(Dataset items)
--- START ---

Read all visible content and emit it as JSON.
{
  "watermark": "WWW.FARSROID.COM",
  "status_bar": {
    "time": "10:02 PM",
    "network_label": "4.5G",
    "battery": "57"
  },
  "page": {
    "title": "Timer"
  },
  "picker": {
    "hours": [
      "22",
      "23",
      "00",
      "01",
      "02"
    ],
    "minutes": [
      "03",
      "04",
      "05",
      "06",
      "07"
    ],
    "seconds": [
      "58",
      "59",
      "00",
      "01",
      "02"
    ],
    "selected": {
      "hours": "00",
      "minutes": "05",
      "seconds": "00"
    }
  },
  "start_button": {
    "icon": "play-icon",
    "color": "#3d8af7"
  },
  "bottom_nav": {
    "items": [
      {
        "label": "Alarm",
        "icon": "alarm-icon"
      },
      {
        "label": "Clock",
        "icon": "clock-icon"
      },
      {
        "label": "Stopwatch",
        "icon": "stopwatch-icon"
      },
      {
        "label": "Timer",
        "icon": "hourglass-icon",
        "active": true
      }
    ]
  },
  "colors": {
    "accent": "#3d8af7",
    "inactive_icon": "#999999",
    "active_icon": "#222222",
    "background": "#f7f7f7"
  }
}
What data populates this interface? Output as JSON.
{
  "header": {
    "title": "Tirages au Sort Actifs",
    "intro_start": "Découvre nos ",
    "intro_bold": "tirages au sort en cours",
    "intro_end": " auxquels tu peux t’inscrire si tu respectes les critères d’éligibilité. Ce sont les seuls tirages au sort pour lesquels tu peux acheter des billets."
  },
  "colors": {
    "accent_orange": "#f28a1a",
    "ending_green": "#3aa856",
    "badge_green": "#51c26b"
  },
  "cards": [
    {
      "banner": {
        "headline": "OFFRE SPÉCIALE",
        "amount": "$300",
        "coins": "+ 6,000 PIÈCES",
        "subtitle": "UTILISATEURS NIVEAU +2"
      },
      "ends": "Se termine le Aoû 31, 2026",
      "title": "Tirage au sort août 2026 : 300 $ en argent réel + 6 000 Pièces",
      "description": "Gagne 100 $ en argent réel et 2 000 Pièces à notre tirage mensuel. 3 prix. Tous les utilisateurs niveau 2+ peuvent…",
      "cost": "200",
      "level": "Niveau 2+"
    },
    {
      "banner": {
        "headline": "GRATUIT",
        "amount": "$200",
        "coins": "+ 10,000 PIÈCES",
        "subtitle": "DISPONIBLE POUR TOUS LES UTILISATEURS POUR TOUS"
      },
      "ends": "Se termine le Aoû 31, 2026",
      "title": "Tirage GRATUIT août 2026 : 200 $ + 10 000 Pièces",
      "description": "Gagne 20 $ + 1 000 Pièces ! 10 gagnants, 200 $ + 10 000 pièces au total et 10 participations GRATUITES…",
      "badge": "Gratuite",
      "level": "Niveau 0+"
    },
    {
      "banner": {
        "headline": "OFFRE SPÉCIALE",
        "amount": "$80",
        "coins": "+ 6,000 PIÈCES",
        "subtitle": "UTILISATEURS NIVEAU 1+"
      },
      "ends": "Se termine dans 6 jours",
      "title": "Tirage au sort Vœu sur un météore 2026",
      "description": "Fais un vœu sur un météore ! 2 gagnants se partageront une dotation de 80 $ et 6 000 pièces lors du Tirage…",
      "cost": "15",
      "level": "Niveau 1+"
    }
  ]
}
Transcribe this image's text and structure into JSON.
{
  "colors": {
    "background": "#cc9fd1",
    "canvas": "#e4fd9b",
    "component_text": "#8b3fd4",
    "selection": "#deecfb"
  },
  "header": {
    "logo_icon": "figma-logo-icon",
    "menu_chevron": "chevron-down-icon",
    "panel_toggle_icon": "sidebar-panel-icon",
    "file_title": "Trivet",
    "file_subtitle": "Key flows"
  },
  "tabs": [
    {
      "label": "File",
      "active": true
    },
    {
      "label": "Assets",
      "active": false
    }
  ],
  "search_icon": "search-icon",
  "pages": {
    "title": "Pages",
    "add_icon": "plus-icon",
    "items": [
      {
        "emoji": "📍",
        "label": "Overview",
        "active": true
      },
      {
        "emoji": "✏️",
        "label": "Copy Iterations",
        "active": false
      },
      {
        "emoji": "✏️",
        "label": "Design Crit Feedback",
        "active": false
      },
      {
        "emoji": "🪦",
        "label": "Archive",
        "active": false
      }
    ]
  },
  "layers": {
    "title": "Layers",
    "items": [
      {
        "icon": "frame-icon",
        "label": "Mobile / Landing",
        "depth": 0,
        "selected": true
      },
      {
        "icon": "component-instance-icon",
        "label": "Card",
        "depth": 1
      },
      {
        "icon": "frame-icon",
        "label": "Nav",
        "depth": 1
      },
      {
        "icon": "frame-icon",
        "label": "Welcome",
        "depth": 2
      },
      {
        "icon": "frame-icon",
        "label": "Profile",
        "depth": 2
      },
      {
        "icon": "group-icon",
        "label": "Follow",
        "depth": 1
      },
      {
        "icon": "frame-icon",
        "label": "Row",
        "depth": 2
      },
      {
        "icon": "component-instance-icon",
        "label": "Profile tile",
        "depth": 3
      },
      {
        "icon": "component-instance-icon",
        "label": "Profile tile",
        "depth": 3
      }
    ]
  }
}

--- END ---

Make an exact copy of the material above.

THE RESULT
Read all visible content and emit it as JSON.
{
  "watermark": "WWW.FARSROID.COM",
  "status_bar": {
    "time": "10:02 PM",
    "network_label": "4.5G",
    "battery": "57"
  },
  "page": {
    "title": "Timer"
  },
  "picker": {
    "hours": [
      "22",
      "23",
      "00",
      "01",
      "02"
    ],
    "minutes": [
      "03",
      "04",
      "05",
      "06",
      "07"
    ],
    "seconds": [
      "58",
      "59",
      "00",
      "01",
      "02"
    ],
    "selected": {
      "hours": "00",
      "minutes": "05",
      "seconds": "00"
    }
  },
  "start_button": {
    "icon": "play-icon",
    "color": "#3d8af7"
  },
  "bottom_nav": {
    "items": [
      {
        "label": "Alarm",
        "icon": "alarm-icon"
      },
      {
        "label": "Clock",
        "icon": "clock-icon"
      },
      {
        "label": "Stopwatch",
        "icon": "stopwatch-icon"
      },
      {
        "label": "Timer",
        "icon": "hourglass-icon",
        "active": true
      }
    ]
  },
  "colors": {
    "accent": "#3d8af7",
    "inactive_icon": "#999999",
    "active_icon": "#222222",
    "background": "#f7f7f7"
  }
}
What data populates this interface? Output as JSON.
{
  "header": {
    "title": "Tirages au Sort Actifs",
    "intro_start": "Découvre nos ",
    "intro_bold": "tirages au sort en cours",
    "intro_end": " auxquels tu peux t’inscrire si tu respectes les critères d’éligibilité. Ce sont les seuls tirages au sort pour lesquels tu peux acheter des billets."
  },
  "colors": {
    "accent_orange": "#f28a1a",
    "ending_green": "#3aa856",
    "badge_green": "#51c26b"
  },
  "cards": [
    {
      "banner": {
        "headline": "OFFRE SPÉCIALE",
        "amount": "$300",
        "coins": "+ 6,000 PIÈCES",
        "subtitle": "UTILISATEURS NIVEAU +2"
      },
      "ends": "Se termine le Aoû 31, 2026",
      "title": "Tirage au sort août 2026 : 300 $ en argent réel + 6 000 Pièces",
      "description": "Gagne 100 $ en argent réel et 2 000 Pièces à notre tirage mensuel. 3 prix. Tous les utilisateurs niveau 2+ peuvent…",
      "cost": "200",
      "level": "Niveau 2+"
    },
    {
      "banner": {
        "headline": "GRATUIT",
        "amount": "$200",
        "coins": "+ 10,000 PIÈCES",
        "subtitle": "DISPONIBLE POUR TOUS LES UTILISATEURS POUR TOUS"
      },
      "ends": "Se termine le Aoû 31, 2026",
      "title": "Tirage GRATUIT août 2026 : 200 $ + 10 000 Pièces",
      "description": "Gagne 20 $ + 1 000 Pièces ! 10 gagnants, 200 $ + 10 000 pièces au total et 10 participations GRATUITES…",
      "badge": "Gratuite",
      "level": "Niveau 0+"
    },
    {
      "banner": {
        "headline": "OFFRE SPÉCIALE",
        "amount": "$80",
        "coins": "+ 6,000 PIÈCES",
        "subtitle": "UTILISATEURS NIVEAU 1+"
      },
      "ends": "Se termine dans 6 jours",
      "title": "Tirage au sort Vœu sur un météore 2026",
      "description": "Fais un vœu sur un météore ! 2 gagnants se partageront une dotation de 80 $ et 6 000 pièces lors du Tirage…",
      "cost": "15",
      "level": "Niveau 1+"
    }
  ]
}
Transcribe this image's text and structure into JSON.
{
  "colors": {
    "background": "#cc9fd1",
    "canvas": "#e4fd9b",
    "component_text": "#8b3fd4",
    "selection": "#deecfb"
  },
  "header": {
    "logo_icon": "figma-logo-icon",
    "menu_chevron": "chevron-down-icon",
    "panel_toggle_icon": "sidebar-panel-icon",
    "file_title": "Trivet",
    "file_subtitle": "Key flows"
  },
  "tabs": [
    {
      "label": "File",
      "active": true
    },
    {
      "label": "Assets",
      "active": false
    }
  ],
  "search_icon": "search-icon",
  "pages": {
    "title": "Pages",
    "add_icon": "plus-icon",
    "items": [
      {
        "emoji": "📍",
        "label": "Overview",
        "active": true
      },
      {
        "emoji": "✏️",
        "label": "Copy Iterations",
        "active": false
      },
      {
        "emoji": "✏️",
        "label": "Design Crit Feedback",
        "active": false
      },
      {
        "emoji": "🪦",
        "label": "Archive",
        "active": false
      }
    ]
  },
  "layers": {
    "title": "Layers",
    "items": [
      {
        "icon": "frame-icon",
        "label": "Mobile / Landing",
        "depth": 0,
        "selected": true
      },
      {
        "icon": "component-instance-icon",
        "label": "Card",
        "depth": 1
      },
      {
        "icon": "frame-icon",
        "label": "Nav",
        "depth": 1
      },
      {
        "icon": "frame-icon",
        "label": "Welcome",
        "depth": 2
      },
      {
        "icon": "frame-icon",
        "label": "Profile",
        "depth": 2
      },
      {
        "icon": "group-icon",
        "label": "Follow",
        "depth": 1
      },
      {
        "icon": "frame-icon",
        "label": "Row",
        "depth": 2
      },
      {
        "icon": "component-instance-icon",
        "label": "Profile tile",
        "depth": 3
      },
      {
        "icon": "component-instance-icon",
        "label": "Profile tile",
        "depth": 3
      }
    ]
  }
}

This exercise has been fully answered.